== Segment start ==

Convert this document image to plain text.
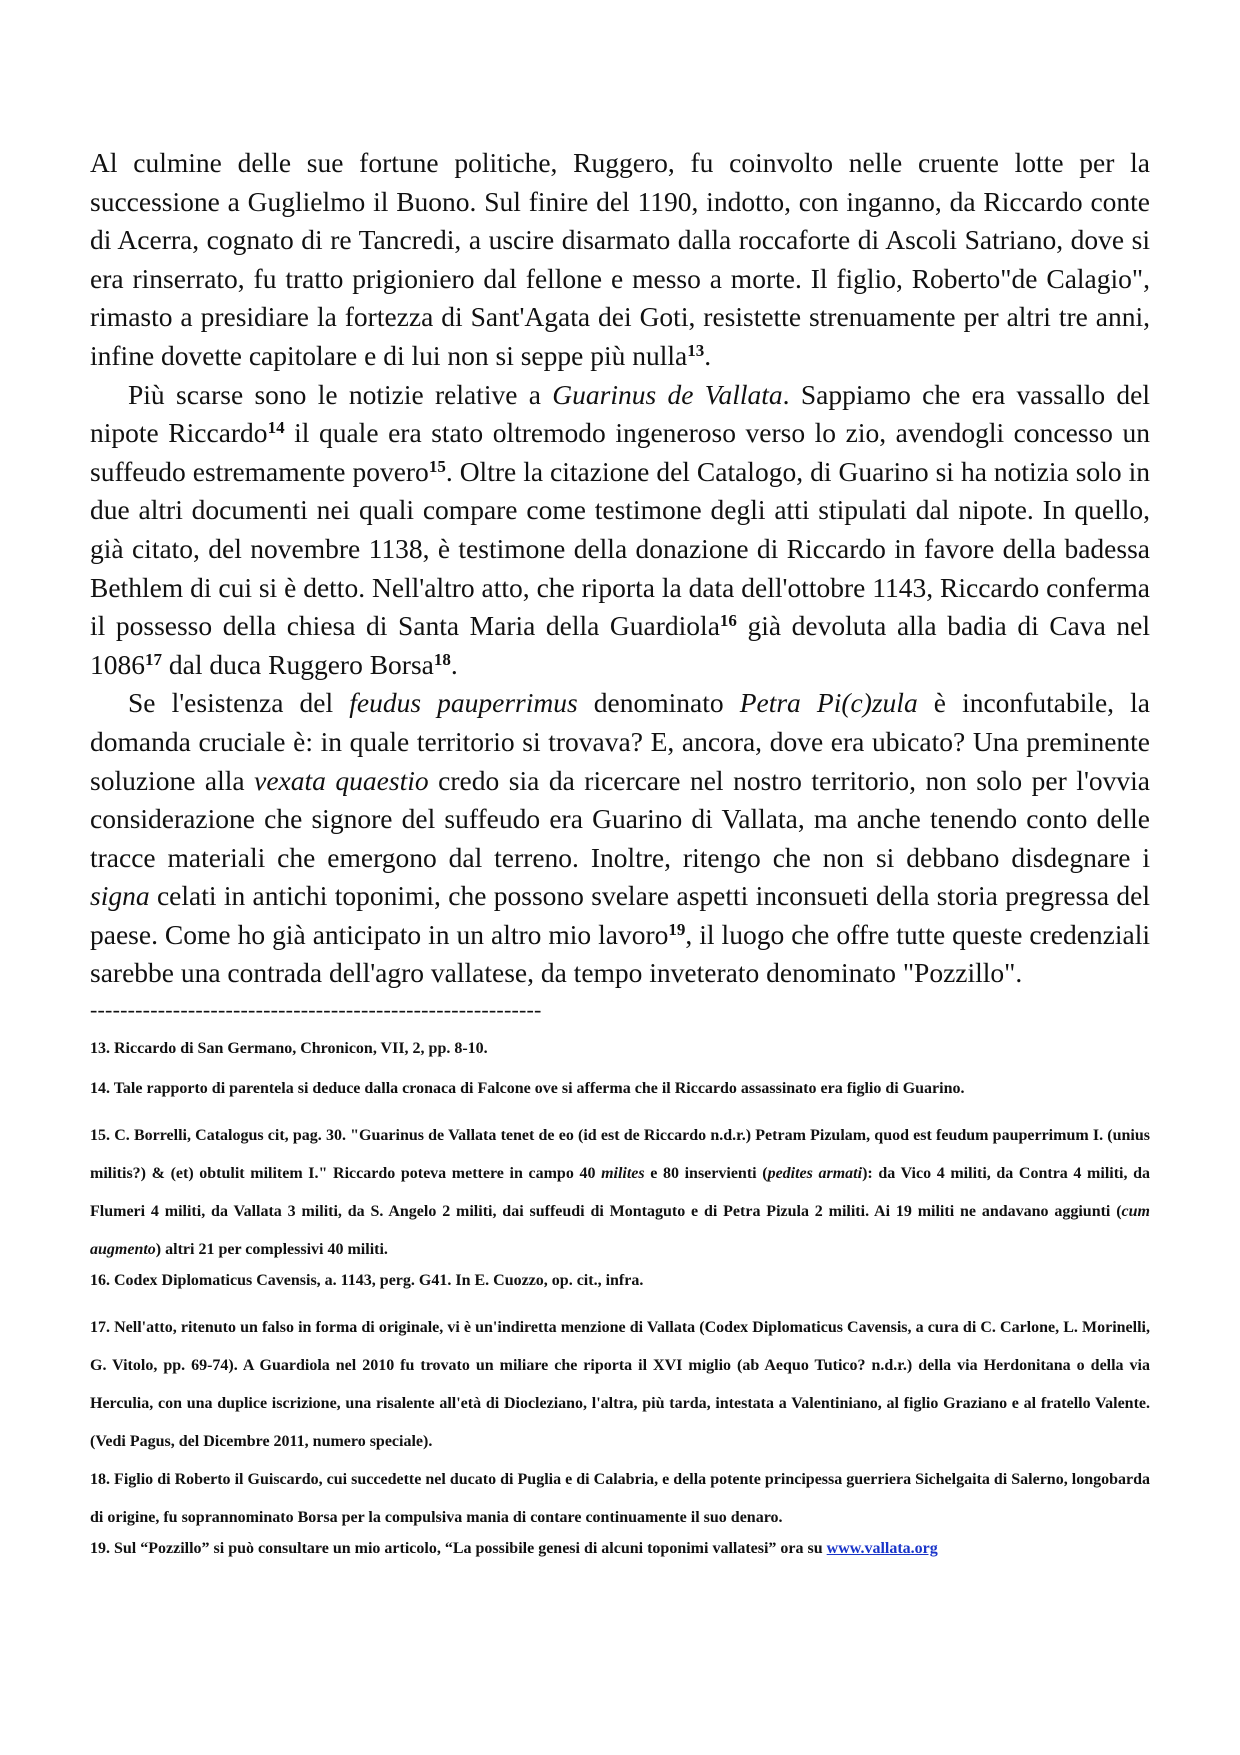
Al culmine delle sue fortune politiche, Ruggero, fu coinvolto nelle cruente lotte per la successione a Guglielmo il Buono. Sul finire del 1190, indotto, con inganno, da Riccardo conte di Acerra, cognato di re Tancredi, a uscire disarmato dalla roccaforte di Ascoli Satriano, dove si era rinserrato, fu tratto prigioniero dal fellone e messo a morte. Il figlio, Roberto"de Calagio", rimasto a presidiare la fortezza di Sant'Agata dei Goti, resistette strenuamente per altri tre anni, infine dovette capitolare e di lui non si seppe più nulla$^{13}$.

Più scarse sono le notizie relative a Guarinus de Vallata. Sappiamo che era vassallo del nipote Riccardo$^{14}$ il quale era stato oltremodo ingeneroso verso lo zio, avendogli concesso un suffeudo estremamente povero$^{15}$. Oltre la citazione del Catalogo, di Guarino si ha notizia solo in due altri documenti nei quali compare come testimone degli atti stipulati dal nipote. In quello, già citato, del novembre 1138, è testimone della donazione di Riccardo in favore della badessa Bethlem di cui si è detto. Nell'altro atto, che riporta la data dell'ottobre 1143, Riccardo conferma il possesso della chiesa di Santa Maria della Guardiola$^{16}$ già devoluta alla badia di Cava nel 1086$^{17}$ dal duca Ruggero Borsa$^{18}$.

Se l'esistenza del feudus pauperrimus denominato Petra Pi(c)zula è inconfutabile, la domanda cruciale è: in quale territorio si trovava? E, ancora, dove era ubicato? Una preminente soluzione alla vexata quaestio credo sia da ricercare nel nostro territorio, non solo per l'ovvia considerazione che signore del suffeudo era Guarino di Vallata, ma anche tenendo conto delle tracce materiali che emergono dal terreno. Inoltre, ritengo che non si debbano disdegnare i signa celati in antichi toponimi, che possono svelare aspetti inconsueti della storia pregressa del paese. Come ho già anticipato in un altro mio lavoro$^{19}$, il luogo che offre tutte queste credenziali sarebbe una contrada dell'agro vallatese, da tempo inveterato denominato "Pozzillo".

------------------------------------------------------------

13. Riccardo di San Germano, Chronicon, VII, 2, pp. 8-10.

14. Tale rapporto di parentela si deduce dalla cronaca di Falcone ove si afferma che il Riccardo assassinato era figlio di Guarino.

15. C. Borrelli, Catalogus cit, pag. 30. "Guarinus de Vallata tenet de eo (id est de Riccardo n.d.r.) Petram Pizulam, quod est feudum pauperrimum I. (unius militis?) & (et) obtulit militem I." Riccardo poteva mettere in campo 40 milites e 80 inservienti (pedites armati): da Vico 4 militi, da Contra 4 militi, da Flumeri 4 militi, da Vallata 3 militi, da S. Angelo 2 militi, dai suffeudi di Montaguto e di Petra Pizula 2 militi. Ai 19 militi ne andavano aggiunti (cum augmento) altri 21 per complessivi 40 militi.

16. Codex Diplomaticus Cavensis, a. 1143, perg. G41. In E. Cuozzo, op. cit., infra.

17. Nell'atto, ritenuto un falso in forma di originale, vi è un'indiretta menzione di Vallata (Codex Diplomaticus Cavensis, a cura di C. Carlone, L. Morinelli, G. Vitolo, pp. 69-74). A Guardiola nel 2010 fu trovato un miliare che riporta il XVI miglio (ab Aequo Tutico? n.d.r.) della via Herdonitana o della via Herculia, con una duplice iscrizione, una risalente all'età di Diocleziano, l'altra, più tarda, intestata a Valentiniano, al figlio Graziano e al fratello Valente. (Vedi Pagus, del Dicembre 2011, numero speciale).

18. Figlio di Roberto il Guiscardo, cui succedette nel ducato di Puglia e di Calabria, e della potente principessa guerriera Sichelgaita di Salerno, longobarda di origine, fu soprannominato Borsa per la compulsiva mania di contare continuamente il suo denaro.

19. Sul “Pozzillo” si può consultare un mio articolo, “La possibile genesi di alcuni toponimi vallatesi” ora su www.vallata.org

== Segment end ==

◆ **INSTRUCTIONS TO FOLLOW**:
What lines in the material above contain the word "Guarino"? Copy them out.

◆ **ANSWER TO THE PROBLEM**:
Più scarse sono le notizie relative a Guarinus de Vallata. Sappiamo che era vassallo del nipote Riccardo$^{14}$ il quale era stato oltremodo ingeneroso verso lo zio, avendogli concesso un suffeudo estremamente povero$^{15}$. Oltre la citazione del Catalogo, di Guarino si ha notizia solo in due altri documenti nei quali compare come testimone degli atti stipulati dal nipote. In quello, già citato, del novembre 1138, è testimone della donazione di Riccardo in favore della badessa Bethlem di cui si è detto. Nell'altro atto, che riporta la data dell'ottobre 1143, Riccardo conferma il possesso della chiesa di Santa Maria della Guardiola$^{16}$ già devoluta alla badia di Cava nel 1086$^{17}$ dal duca Ruggero Borsa$^{18}$.
Se l'esistenza del feudus pauperrimus denominato Petra Pi(c)zula è inconfutabile, la domanda cruciale è: in quale territorio si trovava? E, ancora, dove era ubicato? Una preminente soluzione alla vexata quaestio credo sia da ricercare nel nostro territorio, non solo per l'ovvia considerazione che signore del suffeudo era Guarino di Vallata, ma anche tenendo conto delle tracce materiali che emergono dal terreno. Inoltre, ritengo che non si debbano disdegnare i signa celati in antichi toponimi, che possono svelare aspetti inconsueti della storia pregressa del paese. Come ho già anticipato in un altro mio lavoro$^{19}$, il luogo che offre tutte queste credenziali sarebbe una contrada dell'agro vallatese, da tempo inveterato denominato "Pozzillo".
14. Tale rapporto di parentela si deduce dalla cronaca di Falcone ove si afferma che il Riccardo assassinato era figlio di Guarino.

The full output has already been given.